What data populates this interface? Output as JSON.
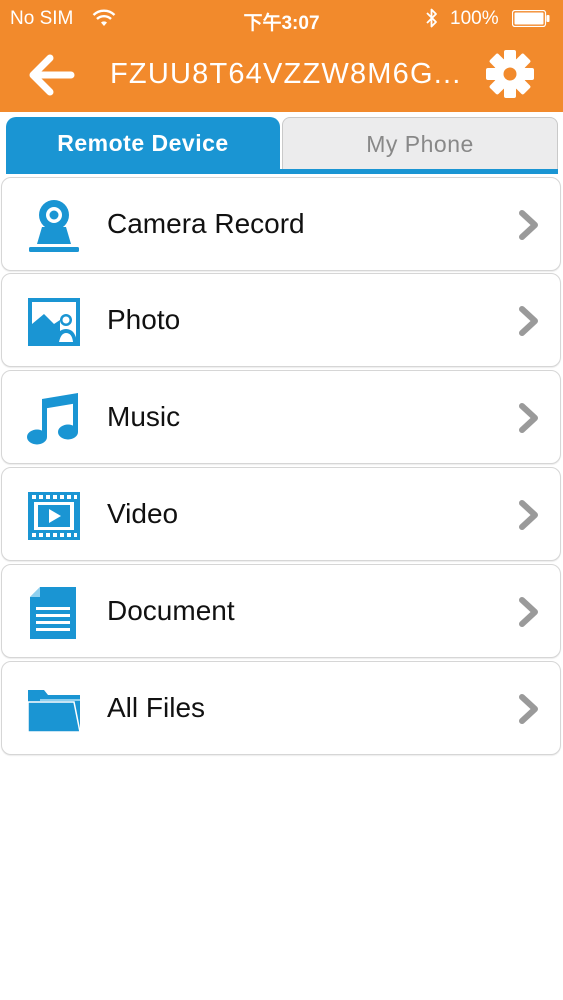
{
  "status_bar": {
    "carrier": "No SIM",
    "time": "下午3:07",
    "battery": "100%"
  },
  "nav": {
    "title": "FZUU8T64VZZW8M6G...",
    "back_icon": "arrow-left-icon",
    "settings_icon": "gear-icon"
  },
  "tabs": [
    {
      "label": "Remote Device",
      "selected": true
    },
    {
      "label": "My Phone",
      "selected": false
    }
  ],
  "items": [
    {
      "label": "Camera Record",
      "icon": "webcam-icon"
    },
    {
      "label": "Photo",
      "icon": "photo-icon"
    },
    {
      "label": "Music",
      "icon": "music-note-icon"
    },
    {
      "label": "Video",
      "icon": "film-icon"
    },
    {
      "label": "Document",
      "icon": "document-icon"
    },
    {
      "label": "All Files",
      "icon": "folder-icon"
    }
  ],
  "colors": {
    "header": "#f28a2c",
    "accent": "#1a95d3",
    "tab_inactive": "#ececed",
    "chevron": "#9a9a9a"
  }
}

* **PROBLEM DESCRIPTION**:
Do not include the images; transcribe the rest of the listing exactly.

* **ANSWER TO THE EXERCISE**:
What data populates this interface? Output as JSON.
{
  "status_bar": {
    "carrier": "No SIM",
    "time": "下午3:07",
    "battery": "100%"
  },
  "nav": {
    "title": "FZUU8T64VZZW8M6G...",
    "back_icon": "arrow-left-icon",
    "settings_icon": "gear-icon"
  },
  "tabs": [
    {
      "label": "Remote Device",
      "selected": true
    },
    {
      "label": "My Phone",
      "selected": false
    }
  ],
  "items": [
    {
      "label": "Camera Record",
      "icon": "webcam-icon"
    },
    {
      "label": "Photo",
      "icon": "photo-icon"
    },
    {
      "label": "Music",
      "icon": "music-note-icon"
    },
    {
      "label": "Video",
      "icon": "film-icon"
    },
    {
      "label": "Document",
      "icon": "document-icon"
    },
    {
      "label": "All Files",
      "icon": "folder-icon"
    }
  ],
  "colors": {
    "header": "#f28a2c",
    "accent": "#1a95d3",
    "tab_inactive": "#ececed",
    "chevron": "#9a9a9a"
  }
}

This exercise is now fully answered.